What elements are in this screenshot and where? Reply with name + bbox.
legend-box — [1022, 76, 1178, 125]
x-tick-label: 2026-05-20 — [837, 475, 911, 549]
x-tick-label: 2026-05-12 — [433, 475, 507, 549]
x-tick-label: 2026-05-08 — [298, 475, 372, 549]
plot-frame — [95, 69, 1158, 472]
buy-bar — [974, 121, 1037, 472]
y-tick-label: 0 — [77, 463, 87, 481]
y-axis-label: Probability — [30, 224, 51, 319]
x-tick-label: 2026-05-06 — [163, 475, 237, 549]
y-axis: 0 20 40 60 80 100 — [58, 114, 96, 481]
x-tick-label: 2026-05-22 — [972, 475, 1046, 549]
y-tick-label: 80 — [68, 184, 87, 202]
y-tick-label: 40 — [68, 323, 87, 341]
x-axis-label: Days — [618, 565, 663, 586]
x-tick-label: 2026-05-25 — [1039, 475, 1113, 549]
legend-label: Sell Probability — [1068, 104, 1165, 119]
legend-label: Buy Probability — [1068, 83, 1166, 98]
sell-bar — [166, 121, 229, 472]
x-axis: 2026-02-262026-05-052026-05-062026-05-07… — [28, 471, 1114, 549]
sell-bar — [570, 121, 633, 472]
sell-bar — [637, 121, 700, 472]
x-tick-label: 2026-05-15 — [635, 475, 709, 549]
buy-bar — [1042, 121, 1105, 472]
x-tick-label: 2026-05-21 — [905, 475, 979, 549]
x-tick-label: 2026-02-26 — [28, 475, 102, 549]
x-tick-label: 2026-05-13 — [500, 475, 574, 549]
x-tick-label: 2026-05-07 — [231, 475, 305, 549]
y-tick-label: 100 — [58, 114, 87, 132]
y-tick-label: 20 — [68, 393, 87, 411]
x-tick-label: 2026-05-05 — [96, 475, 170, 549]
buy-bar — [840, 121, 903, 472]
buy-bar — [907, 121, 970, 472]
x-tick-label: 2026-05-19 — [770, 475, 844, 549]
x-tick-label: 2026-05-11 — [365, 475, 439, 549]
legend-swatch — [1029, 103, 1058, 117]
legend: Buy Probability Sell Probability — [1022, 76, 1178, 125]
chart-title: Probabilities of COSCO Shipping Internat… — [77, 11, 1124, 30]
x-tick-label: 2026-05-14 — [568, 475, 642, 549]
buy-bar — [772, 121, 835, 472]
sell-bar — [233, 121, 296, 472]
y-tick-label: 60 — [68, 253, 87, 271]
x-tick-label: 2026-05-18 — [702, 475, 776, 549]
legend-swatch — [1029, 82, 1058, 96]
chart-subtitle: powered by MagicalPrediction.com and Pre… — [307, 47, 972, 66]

********

PROBLEM STATEMENT
Reproduce the data above with every occurrence of "Probability" swapped for "Likelihood", changing nothing else.

CORRECT OUTPUT
What elements are in this screenshot and where? Reply with name + bbox.
legend-box — [1022, 76, 1178, 125]
x-tick-label: 2026-05-20 — [837, 475, 911, 549]
x-tick-label: 2026-05-12 — [433, 475, 507, 549]
x-tick-label: 2026-05-08 — [298, 475, 372, 549]
plot-frame — [95, 69, 1158, 472]
buy-bar — [974, 121, 1037, 472]
y-tick-label: 0 — [77, 463, 87, 481]
y-axis-label: Likelihood — [30, 224, 51, 319]
x-tick-label: 2026-05-06 — [163, 475, 237, 549]
y-axis: 0 20 40 60 80 100 — [58, 114, 96, 481]
x-tick-label: 2026-05-22 — [972, 475, 1046, 549]
y-tick-label: 80 — [68, 184, 87, 202]
y-tick-label: 40 — [68, 323, 87, 341]
x-axis-label: Days — [618, 565, 663, 586]
x-tick-label: 2026-05-25 — [1039, 475, 1113, 549]
legend-label: Sell Likelihood — [1068, 104, 1165, 119]
legend-label: Buy Likelihood — [1068, 83, 1166, 98]
sell-bar — [166, 121, 229, 472]
x-axis: 2026-02-262026-05-052026-05-062026-05-07… — [28, 471, 1114, 549]
sell-bar — [570, 121, 633, 472]
sell-bar — [637, 121, 700, 472]
x-tick-label: 2026-05-15 — [635, 475, 709, 549]
buy-bar — [1042, 121, 1105, 472]
x-tick-label: 2026-05-21 — [905, 475, 979, 549]
x-tick-label: 2026-02-26 — [28, 475, 102, 549]
x-tick-label: 2026-05-13 — [500, 475, 574, 549]
x-tick-label: 2026-05-07 — [231, 475, 305, 549]
y-tick-label: 100 — [58, 114, 87, 132]
y-tick-label: 20 — [68, 393, 87, 411]
x-tick-label: 2026-05-05 — [96, 475, 170, 549]
buy-bar — [840, 121, 903, 472]
buy-bar — [907, 121, 970, 472]
x-tick-label: 2026-05-19 — [770, 475, 844, 549]
x-tick-label: 2026-05-11 — [365, 475, 439, 549]
legend-swatch — [1029, 103, 1058, 117]
legend: Buy Likelihood Sell Likelihood — [1022, 76, 1178, 125]
chart-title: Probabilities of COSCO Shipping Internat… — [77, 11, 1124, 30]
x-tick-label: 2026-05-14 — [568, 475, 642, 549]
buy-bar — [772, 121, 835, 472]
sell-bar — [233, 121, 296, 472]
y-tick-label: 60 — [68, 253, 87, 271]
x-tick-label: 2026-05-18 — [702, 475, 776, 549]
legend-swatch — [1029, 82, 1058, 96]
chart-subtitle: powered by MagicalPrediction.com and Pre… — [307, 47, 972, 66]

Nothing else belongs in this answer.